**Task**
Keep the pictures out of the copy and print all the entries below exactly.

**Dataset excerpts**
※ ※ ※

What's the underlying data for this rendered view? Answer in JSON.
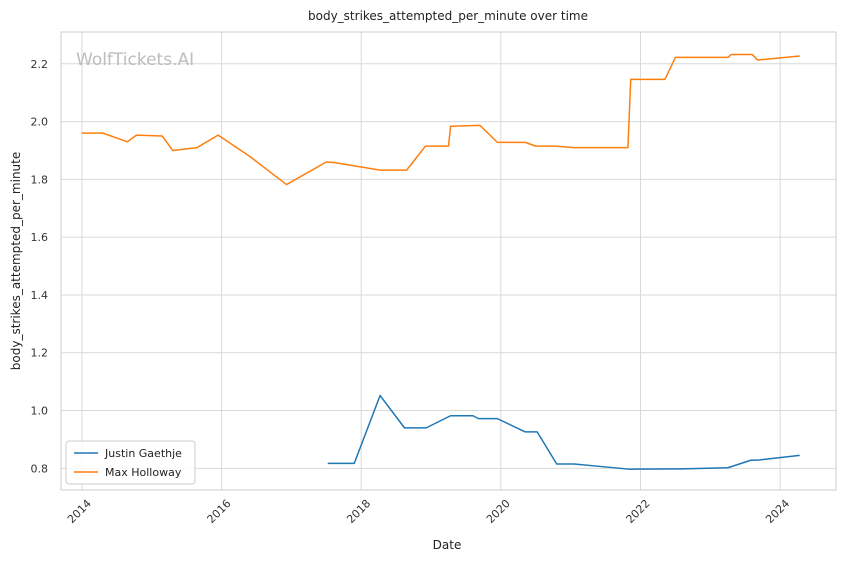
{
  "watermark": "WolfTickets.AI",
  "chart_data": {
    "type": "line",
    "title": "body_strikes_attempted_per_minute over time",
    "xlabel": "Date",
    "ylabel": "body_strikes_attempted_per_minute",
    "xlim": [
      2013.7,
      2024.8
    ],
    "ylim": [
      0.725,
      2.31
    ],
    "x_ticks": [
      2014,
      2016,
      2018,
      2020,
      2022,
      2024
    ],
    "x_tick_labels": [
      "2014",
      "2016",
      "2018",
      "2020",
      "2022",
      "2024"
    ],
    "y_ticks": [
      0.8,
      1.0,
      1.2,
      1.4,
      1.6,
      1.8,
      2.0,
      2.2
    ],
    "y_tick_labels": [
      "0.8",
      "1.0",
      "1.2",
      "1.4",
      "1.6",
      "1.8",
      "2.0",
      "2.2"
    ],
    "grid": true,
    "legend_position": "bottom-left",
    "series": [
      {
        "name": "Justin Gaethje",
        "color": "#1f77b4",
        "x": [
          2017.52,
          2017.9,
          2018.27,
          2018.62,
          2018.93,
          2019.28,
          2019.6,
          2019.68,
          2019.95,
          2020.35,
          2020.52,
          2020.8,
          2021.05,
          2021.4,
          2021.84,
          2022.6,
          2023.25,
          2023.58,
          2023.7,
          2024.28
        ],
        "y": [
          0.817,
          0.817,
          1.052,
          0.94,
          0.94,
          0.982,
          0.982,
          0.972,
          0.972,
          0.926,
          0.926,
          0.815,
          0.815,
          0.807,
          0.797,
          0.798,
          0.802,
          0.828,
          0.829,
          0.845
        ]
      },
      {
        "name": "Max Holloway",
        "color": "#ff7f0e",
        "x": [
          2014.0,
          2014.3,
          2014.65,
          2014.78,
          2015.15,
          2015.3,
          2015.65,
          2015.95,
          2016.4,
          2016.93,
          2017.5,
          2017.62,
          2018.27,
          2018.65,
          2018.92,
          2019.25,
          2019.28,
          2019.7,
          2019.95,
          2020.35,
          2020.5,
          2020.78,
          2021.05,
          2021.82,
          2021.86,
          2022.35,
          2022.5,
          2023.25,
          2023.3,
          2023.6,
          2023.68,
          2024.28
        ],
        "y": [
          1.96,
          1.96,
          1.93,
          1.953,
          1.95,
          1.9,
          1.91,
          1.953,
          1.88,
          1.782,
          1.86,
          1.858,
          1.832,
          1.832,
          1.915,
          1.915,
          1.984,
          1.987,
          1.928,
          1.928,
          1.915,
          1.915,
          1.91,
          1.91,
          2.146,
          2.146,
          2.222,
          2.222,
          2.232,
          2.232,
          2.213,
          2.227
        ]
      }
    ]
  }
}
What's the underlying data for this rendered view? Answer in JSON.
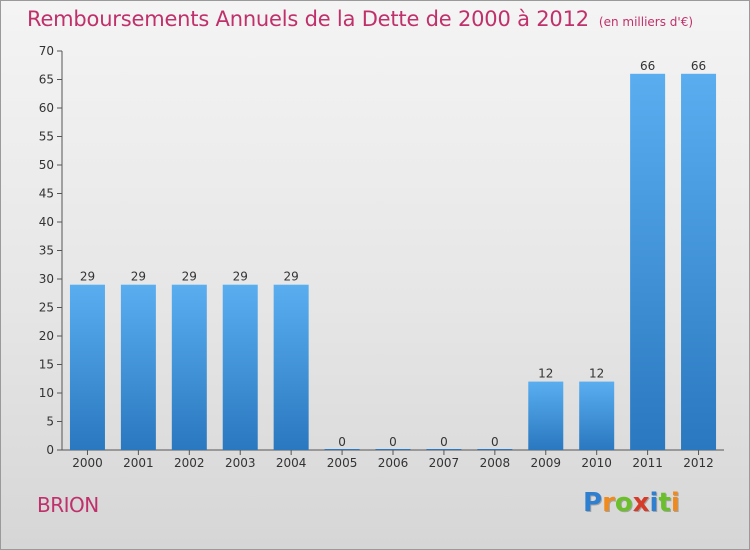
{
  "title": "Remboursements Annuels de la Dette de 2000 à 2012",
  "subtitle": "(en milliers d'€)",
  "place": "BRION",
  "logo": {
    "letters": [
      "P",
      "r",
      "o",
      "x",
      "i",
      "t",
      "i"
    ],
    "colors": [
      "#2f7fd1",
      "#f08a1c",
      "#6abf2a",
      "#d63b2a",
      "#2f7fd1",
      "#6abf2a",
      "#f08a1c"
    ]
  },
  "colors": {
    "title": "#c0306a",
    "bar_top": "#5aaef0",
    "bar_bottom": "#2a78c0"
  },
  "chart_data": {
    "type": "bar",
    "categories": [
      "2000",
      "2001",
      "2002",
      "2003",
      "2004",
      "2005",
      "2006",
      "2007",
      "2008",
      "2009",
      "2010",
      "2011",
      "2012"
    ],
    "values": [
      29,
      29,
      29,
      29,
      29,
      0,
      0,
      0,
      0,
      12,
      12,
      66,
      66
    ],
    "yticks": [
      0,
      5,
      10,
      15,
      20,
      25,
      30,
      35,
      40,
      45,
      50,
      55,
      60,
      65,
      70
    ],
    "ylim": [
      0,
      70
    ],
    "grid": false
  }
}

※ ※ ※

**Output for this exercise**
What's the underlying data for this rendered view? Answer in JSON.
{
  "watermark": "WolfTickets.AI",
  "chart_data": {
    "type": "line",
    "title": "body_strikes_attempted_per_minute over time",
    "xlabel": "Date",
    "ylabel": "body_strikes_attempted_per_minute",
    "xlim": [
      2013.7,
      2024.8
    ],
    "ylim": [
      0.725,
      2.31
    ],
    "x_ticks": [
      2014,
      2016,
      2018,
      2020,
      2022,
      2024
    ],
    "x_tick_labels": [
      "2014",
      "2016",
      "2018",
      "2020",
      "2022",
      "2024"
    ],
    "y_ticks": [
      0.8,
      1.0,
      1.2,
      1.4,
      1.6,
      1.8,
      2.0,
      2.2
    ],
    "y_tick_labels": [
      "0.8",
      "1.0",
      "1.2",
      "1.4",
      "1.6",
      "1.8",
      "2.0",
      "2.2"
    ],
    "grid": true,
    "legend_position": "bottom-left",
    "series": [
      {
        "name": "Justin Gaethje",
        "color": "#1f77b4",
        "x": [
          2017.52,
          2017.9,
          2018.27,
          2018.62,
          2018.93,
          2019.28,
          2019.6,
          2019.68,
          2019.95,
          2020.35,
          2020.52,
          2020.8,
          2021.05,
          2021.4,
          2021.84,
          2022.6,
          2023.25,
          2023.58,
          2023.7,
          2024.28
        ],
        "y": [
          0.817,
          0.817,
          1.052,
          0.94,
          0.94,
          0.982,
          0.982,
          0.972,
          0.972,
          0.926,
          0.926,
          0.815,
          0.815,
          0.807,
          0.797,
          0.798,
          0.802,
          0.828,
          0.829,
          0.845
        ]
      },
      {
        "name": "Max Holloway",
        "color": "#ff7f0e",
        "x": [
          2014.0,
          2014.3,
          2014.65,
          2014.78,
          2015.15,
          2015.3,
          2015.65,
          2015.95,
          2016.4,
          2016.93,
          2017.5,
          2017.62,
          2018.27,
          2018.65,
          2018.92,
          2019.25,
          2019.28,
          2019.7,
          2019.95,
          2020.35,
          2020.5,
          2020.78,
          2021.05,
          2021.82,
          2021.86,
          2022.35,
          2022.5,
          2023.25,
          2023.3,
          2023.6,
          2023.68,
          2024.28
        ],
        "y": [
          1.96,
          1.96,
          1.93,
          1.953,
          1.95,
          1.9,
          1.91,
          1.953,
          1.88,
          1.782,
          1.86,
          1.858,
          1.832,
          1.832,
          1.915,
          1.915,
          1.984,
          1.987,
          1.928,
          1.928,
          1.915,
          1.915,
          1.91,
          1.91,
          2.146,
          2.146,
          2.222,
          2.222,
          2.232,
          2.232,
          2.213,
          2.227
        ]
      }
    ]
  }
}
What's the underlying data for this rendered view? Answer in JSON.
{
  "title": "Remboursements Annuels de la Dette de 2000 à 2012",
  "subtitle": "(en milliers d'€)",
  "place": "BRION",
  "logo": {
    "letters": [
      "P",
      "r",
      "o",
      "x",
      "i",
      "t",
      "i"
    ],
    "colors": [
      "#2f7fd1",
      "#f08a1c",
      "#6abf2a",
      "#d63b2a",
      "#2f7fd1",
      "#6abf2a",
      "#f08a1c"
    ]
  },
  "colors": {
    "title": "#c0306a",
    "bar_top": "#5aaef0",
    "bar_bottom": "#2a78c0"
  },
  "chart_data": {
    "type": "bar",
    "categories": [
      "2000",
      "2001",
      "2002",
      "2003",
      "2004",
      "2005",
      "2006",
      "2007",
      "2008",
      "2009",
      "2010",
      "2011",
      "2012"
    ],
    "values": [
      29,
      29,
      29,
      29,
      29,
      0,
      0,
      0,
      0,
      12,
      12,
      66,
      66
    ],
    "yticks": [
      0,
      5,
      10,
      15,
      20,
      25,
      30,
      35,
      40,
      45,
      50,
      55,
      60,
      65,
      70
    ],
    "ylim": [
      0,
      70
    ],
    "grid": false
  }
}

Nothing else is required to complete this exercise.